### Exercise description
Write out every entry exactly as given, but omit the pictures.

Records that describe figures
______________________________

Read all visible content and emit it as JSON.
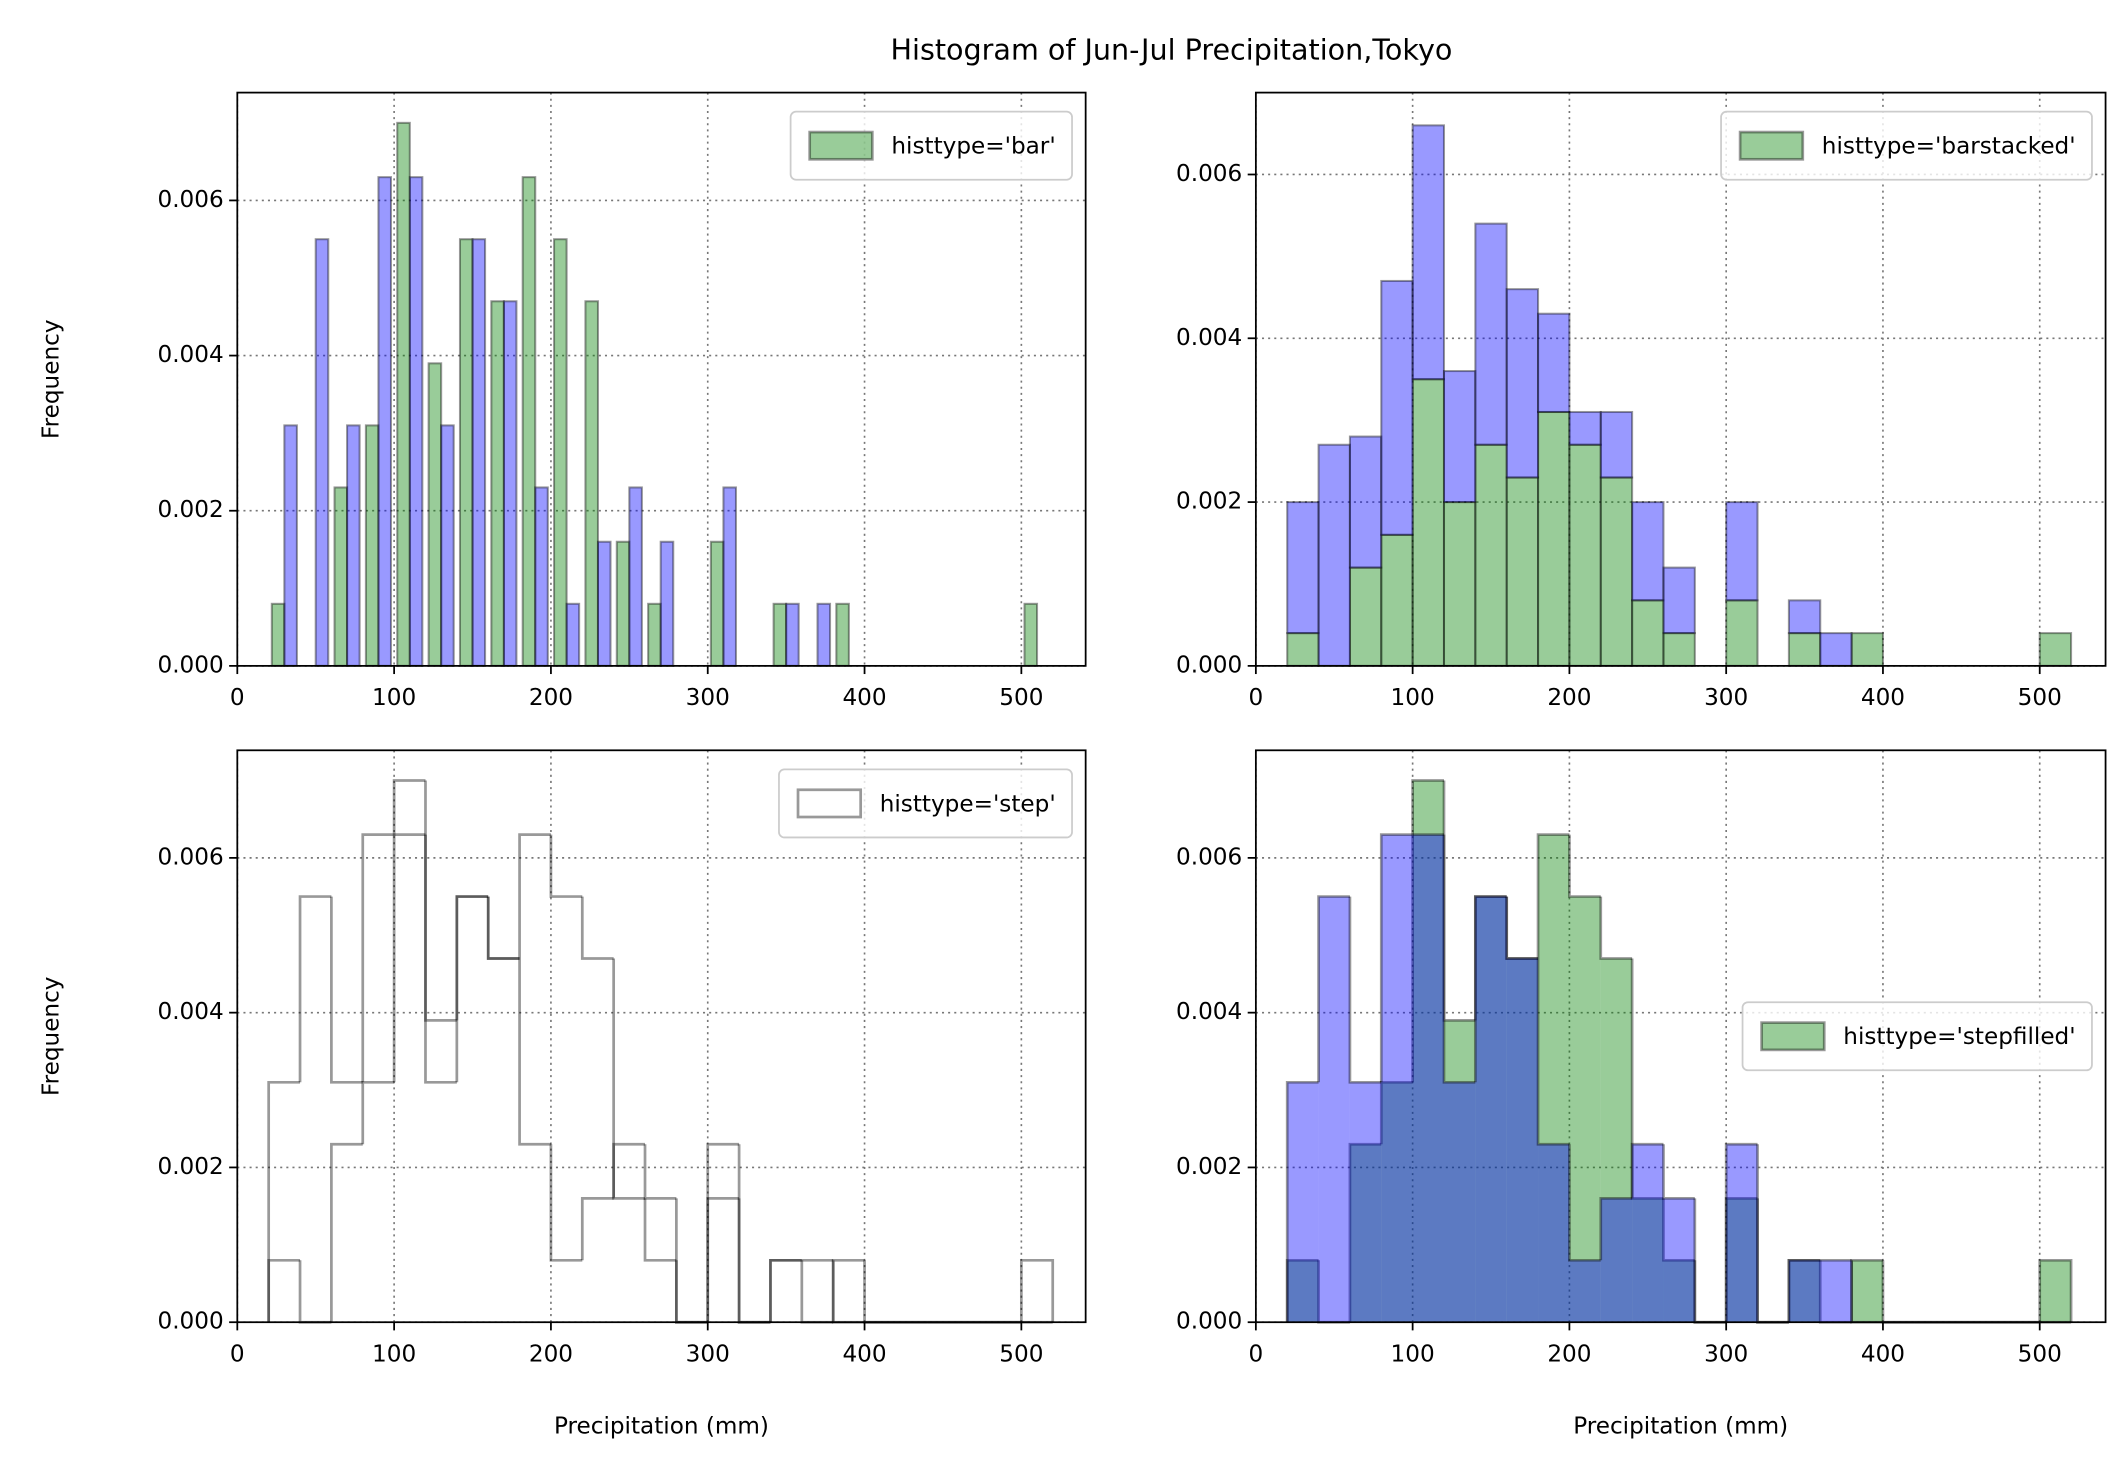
{
  "title": "Histogram of Jun-Jul Precipitation,Tokyo",
  "chart_data": [
    {
      "type": "histogram",
      "histtype": "bar",
      "alpha": 0.4,
      "edgecolor": "black",
      "bins": [
        20,
        40,
        60,
        80,
        100,
        120,
        140,
        160,
        180,
        200,
        220,
        240,
        260,
        280,
        300,
        320,
        340,
        360,
        380,
        400,
        420,
        440,
        460,
        480,
        500,
        520
      ],
      "series": [
        {
          "name": "histtype='bar'",
          "color": "green",
          "values": [
            0.0008,
            0,
            0.0023,
            0.0031,
            0.007,
            0.0039,
            0.0055,
            0.0047,
            0.0063,
            0.0055,
            0.0047,
            0.0016,
            0.0008,
            0,
            0.0016,
            0,
            0.0008,
            0,
            0.0008,
            0,
            0,
            0,
            0,
            0,
            0.0008
          ]
        },
        {
          "color": "blue",
          "values": [
            0.0031,
            0.0055,
            0.0031,
            0.0063,
            0.0063,
            0.0031,
            0.0055,
            0.0047,
            0.0023,
            0.0008,
            0.0016,
            0.0023,
            0.0016,
            0,
            0.0023,
            0,
            0.0008,
            0.0008,
            0,
            0,
            0,
            0,
            0,
            0,
            0
          ]
        }
      ],
      "ylabel": "Frequency",
      "xlim": [
        0,
        541
      ],
      "xticks": [
        0,
        100,
        200,
        300,
        400,
        500
      ],
      "ylim": [
        0,
        0.00739
      ],
      "yticks": [
        {
          "value": 0,
          "label": "0.000"
        },
        0.002,
        0.004,
        0.006
      ],
      "grid": true,
      "legend": "upper right"
    },
    {
      "type": "histogram",
      "histtype": "barstacked",
      "alpha": 0.4,
      "edgecolor": "black",
      "bins": [
        20,
        40,
        60,
        80,
        100,
        120,
        140,
        160,
        180,
        200,
        220,
        240,
        260,
        280,
        300,
        320,
        340,
        360,
        380,
        400,
        420,
        440,
        460,
        480,
        500,
        520
      ],
      "series": [
        {
          "name": "histtype='barstacked'",
          "color": "green",
          "values": [
            0.0004,
            0,
            0.0012,
            0.0016,
            0.0035,
            0.002,
            0.0027,
            0.0023,
            0.0031,
            0.0027,
            0.0023,
            0.0008,
            0.0004,
            0,
            0.0008,
            0,
            0.0004,
            0,
            0.0004,
            0,
            0,
            0,
            0,
            0,
            0.0004
          ]
        },
        {
          "color": "blue",
          "values": [
            0.0016,
            0.0027,
            0.0016,
            0.0031,
            0.0031,
            0.0016,
            0.0027,
            0.0023,
            0.0012,
            0.0004,
            0.0008,
            0.0012,
            0.0008,
            0,
            0.0012,
            0,
            0.0004,
            0.0004,
            0,
            0,
            0,
            0,
            0,
            0,
            0
          ]
        }
      ],
      "xlim": [
        0,
        542
      ],
      "xticks": [
        0,
        100,
        200,
        300,
        400,
        500
      ],
      "ylim": [
        0,
        0.007
      ],
      "yticks": [
        {
          "value": 0,
          "label": "0.000"
        },
        0.002,
        0.004,
        0.006
      ],
      "grid": true,
      "legend": "upper right"
    },
    {
      "type": "histogram",
      "histtype": "step",
      "alpha": 0.4,
      "edgecolor": "black",
      "bins": [
        20,
        40,
        60,
        80,
        100,
        120,
        140,
        160,
        180,
        200,
        220,
        240,
        260,
        280,
        300,
        320,
        340,
        360,
        380,
        400,
        420,
        440,
        460,
        480,
        500,
        520
      ],
      "series": [
        {
          "name": "histtype='step'",
          "color": "green",
          "values": [
            0.0008,
            0,
            0.0023,
            0.0031,
            0.007,
            0.0039,
            0.0055,
            0.0047,
            0.0063,
            0.0055,
            0.0047,
            0.0016,
            0.0008,
            0,
            0.0016,
            0,
            0.0008,
            0,
            0.0008,
            0,
            0,
            0,
            0,
            0,
            0.0008
          ]
        },
        {
          "color": "blue",
          "values": [
            0.0031,
            0.0055,
            0.0031,
            0.0063,
            0.0063,
            0.0031,
            0.0055,
            0.0047,
            0.0023,
            0.0008,
            0.0016,
            0.0023,
            0.0016,
            0,
            0.0023,
            0,
            0.0008,
            0.0008,
            0,
            0,
            0,
            0,
            0,
            0,
            0
          ]
        }
      ],
      "xlabel": "Precipitation (mm)",
      "ylabel": "Frequency",
      "xlim": [
        0,
        541
      ],
      "xticks": [
        0,
        100,
        200,
        300,
        400,
        500
      ],
      "ylim": [
        0,
        0.00739
      ],
      "yticks": [
        {
          "value": 0,
          "label": "0.000"
        },
        0.002,
        0.004,
        0.006
      ],
      "grid": true,
      "legend": "upper right"
    },
    {
      "type": "histogram",
      "histtype": "stepfilled",
      "alpha": 0.4,
      "edgecolor": "black",
      "bins": [
        20,
        40,
        60,
        80,
        100,
        120,
        140,
        160,
        180,
        200,
        220,
        240,
        260,
        280,
        300,
        320,
        340,
        360,
        380,
        400,
        420,
        440,
        460,
        480,
        500,
        520
      ],
      "series": [
        {
          "name": "histtype='stepfilled'",
          "color": "green",
          "values": [
            0.0008,
            0,
            0.0023,
            0.0031,
            0.007,
            0.0039,
            0.0055,
            0.0047,
            0.0063,
            0.0055,
            0.0047,
            0.0016,
            0.0008,
            0,
            0.0016,
            0,
            0.0008,
            0,
            0.0008,
            0,
            0,
            0,
            0,
            0,
            0.0008
          ]
        },
        {
          "color": "blue",
          "values": [
            0.0031,
            0.0055,
            0.0031,
            0.0063,
            0.0063,
            0.0031,
            0.0055,
            0.0047,
            0.0023,
            0.0008,
            0.0016,
            0.0023,
            0.0016,
            0,
            0.0023,
            0,
            0.0008,
            0.0008,
            0,
            0,
            0,
            0,
            0,
            0,
            0
          ]
        }
      ],
      "xlabel": "Precipitation (mm)",
      "xlim": [
        0,
        542
      ],
      "xticks": [
        0,
        100,
        200,
        300,
        400,
        500
      ],
      "ylim": [
        0,
        0.00739
      ],
      "yticks": [
        {
          "value": 0,
          "label": "0.000"
        },
        0.002,
        0.004,
        0.006
      ],
      "grid": true,
      "legend": "center right"
    }
  ]
}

______________________________

### Final result
Read all visible content and emit it as JSON.
{
  "title": "Histogram of Jun-Jul Precipitation,Tokyo",
  "chart_data": [
    {
      "type": "histogram",
      "histtype": "bar",
      "alpha": 0.4,
      "edgecolor": "black",
      "bins": [
        20,
        40,
        60,
        80,
        100,
        120,
        140,
        160,
        180,
        200,
        220,
        240,
        260,
        280,
        300,
        320,
        340,
        360,
        380,
        400,
        420,
        440,
        460,
        480,
        500,
        520
      ],
      "series": [
        {
          "name": "histtype='bar'",
          "color": "green",
          "values": [
            0.0008,
            0,
            0.0023,
            0.0031,
            0.007,
            0.0039,
            0.0055,
            0.0047,
            0.0063,
            0.0055,
            0.0047,
            0.0016,
            0.0008,
            0,
            0.0016,
            0,
            0.0008,
            0,
            0.0008,
            0,
            0,
            0,
            0,
            0,
            0.0008
          ]
        },
        {
          "color": "blue",
          "values": [
            0.0031,
            0.0055,
            0.0031,
            0.0063,
            0.0063,
            0.0031,
            0.0055,
            0.0047,
            0.0023,
            0.0008,
            0.0016,
            0.0023,
            0.0016,
            0,
            0.0023,
            0,
            0.0008,
            0.0008,
            0,
            0,
            0,
            0,
            0,
            0,
            0
          ]
        }
      ],
      "ylabel": "Frequency",
      "xlim": [
        0,
        541
      ],
      "xticks": [
        0,
        100,
        200,
        300,
        400,
        500
      ],
      "ylim": [
        0,
        0.00739
      ],
      "yticks": [
        {
          "value": 0,
          "label": "0.000"
        },
        0.002,
        0.004,
        0.006
      ],
      "grid": true,
      "legend": "upper right"
    },
    {
      "type": "histogram",
      "histtype": "barstacked",
      "alpha": 0.4,
      "edgecolor": "black",
      "bins": [
        20,
        40,
        60,
        80,
        100,
        120,
        140,
        160,
        180,
        200,
        220,
        240,
        260,
        280,
        300,
        320,
        340,
        360,
        380,
        400,
        420,
        440,
        460,
        480,
        500,
        520
      ],
      "series": [
        {
          "name": "histtype='barstacked'",
          "color": "green",
          "values": [
            0.0004,
            0,
            0.0012,
            0.0016,
            0.0035,
            0.002,
            0.0027,
            0.0023,
            0.0031,
            0.0027,
            0.0023,
            0.0008,
            0.0004,
            0,
            0.0008,
            0,
            0.0004,
            0,
            0.0004,
            0,
            0,
            0,
            0,
            0,
            0.0004
          ]
        },
        {
          "color": "blue",
          "values": [
            0.0016,
            0.0027,
            0.0016,
            0.0031,
            0.0031,
            0.0016,
            0.0027,
            0.0023,
            0.0012,
            0.0004,
            0.0008,
            0.0012,
            0.0008,
            0,
            0.0012,
            0,
            0.0004,
            0.0004,
            0,
            0,
            0,
            0,
            0,
            0,
            0
          ]
        }
      ],
      "xlim": [
        0,
        542
      ],
      "xticks": [
        0,
        100,
        200,
        300,
        400,
        500
      ],
      "ylim": [
        0,
        0.007
      ],
      "yticks": [
        {
          "value": 0,
          "label": "0.000"
        },
        0.002,
        0.004,
        0.006
      ],
      "grid": true,
      "legend": "upper right"
    },
    {
      "type": "histogram",
      "histtype": "step",
      "alpha": 0.4,
      "edgecolor": "black",
      "bins": [
        20,
        40,
        60,
        80,
        100,
        120,
        140,
        160,
        180,
        200,
        220,
        240,
        260,
        280,
        300,
        320,
        340,
        360,
        380,
        400,
        420,
        440,
        460,
        480,
        500,
        520
      ],
      "series": [
        {
          "name": "histtype='step'",
          "color": "green",
          "values": [
            0.0008,
            0,
            0.0023,
            0.0031,
            0.007,
            0.0039,
            0.0055,
            0.0047,
            0.0063,
            0.0055,
            0.0047,
            0.0016,
            0.0008,
            0,
            0.0016,
            0,
            0.0008,
            0,
            0.0008,
            0,
            0,
            0,
            0,
            0,
            0.0008
          ]
        },
        {
          "color": "blue",
          "values": [
            0.0031,
            0.0055,
            0.0031,
            0.0063,
            0.0063,
            0.0031,
            0.0055,
            0.0047,
            0.0023,
            0.0008,
            0.0016,
            0.0023,
            0.0016,
            0,
            0.0023,
            0,
            0.0008,
            0.0008,
            0,
            0,
            0,
            0,
            0,
            0,
            0
          ]
        }
      ],
      "xlabel": "Precipitation (mm)",
      "ylabel": "Frequency",
      "xlim": [
        0,
        541
      ],
      "xticks": [
        0,
        100,
        200,
        300,
        400,
        500
      ],
      "ylim": [
        0,
        0.00739
      ],
      "yticks": [
        {
          "value": 0,
          "label": "0.000"
        },
        0.002,
        0.004,
        0.006
      ],
      "grid": true,
      "legend": "upper right"
    },
    {
      "type": "histogram",
      "histtype": "stepfilled",
      "alpha": 0.4,
      "edgecolor": "black",
      "bins": [
        20,
        40,
        60,
        80,
        100,
        120,
        140,
        160,
        180,
        200,
        220,
        240,
        260,
        280,
        300,
        320,
        340,
        360,
        380,
        400,
        420,
        440,
        460,
        480,
        500,
        520
      ],
      "series": [
        {
          "name": "histtype='stepfilled'",
          "color": "green",
          "values": [
            0.0008,
            0,
            0.0023,
            0.0031,
            0.007,
            0.0039,
            0.0055,
            0.0047,
            0.0063,
            0.0055,
            0.0047,
            0.0016,
            0.0008,
            0,
            0.0016,
            0,
            0.0008,
            0,
            0.0008,
            0,
            0,
            0,
            0,
            0,
            0.0008
          ]
        },
        {
          "color": "blue",
          "values": [
            0.0031,
            0.0055,
            0.0031,
            0.0063,
            0.0063,
            0.0031,
            0.0055,
            0.0047,
            0.0023,
            0.0008,
            0.0016,
            0.0023,
            0.0016,
            0,
            0.0023,
            0,
            0.0008,
            0.0008,
            0,
            0,
            0,
            0,
            0,
            0,
            0
          ]
        }
      ],
      "xlabel": "Precipitation (mm)",
      "xlim": [
        0,
        542
      ],
      "xticks": [
        0,
        100,
        200,
        300,
        400,
        500
      ],
      "ylim": [
        0,
        0.00739
      ],
      "yticks": [
        {
          "value": 0,
          "label": "0.000"
        },
        0.002,
        0.004,
        0.006
      ],
      "grid": true,
      "legend": "center right"
    }
  ]
}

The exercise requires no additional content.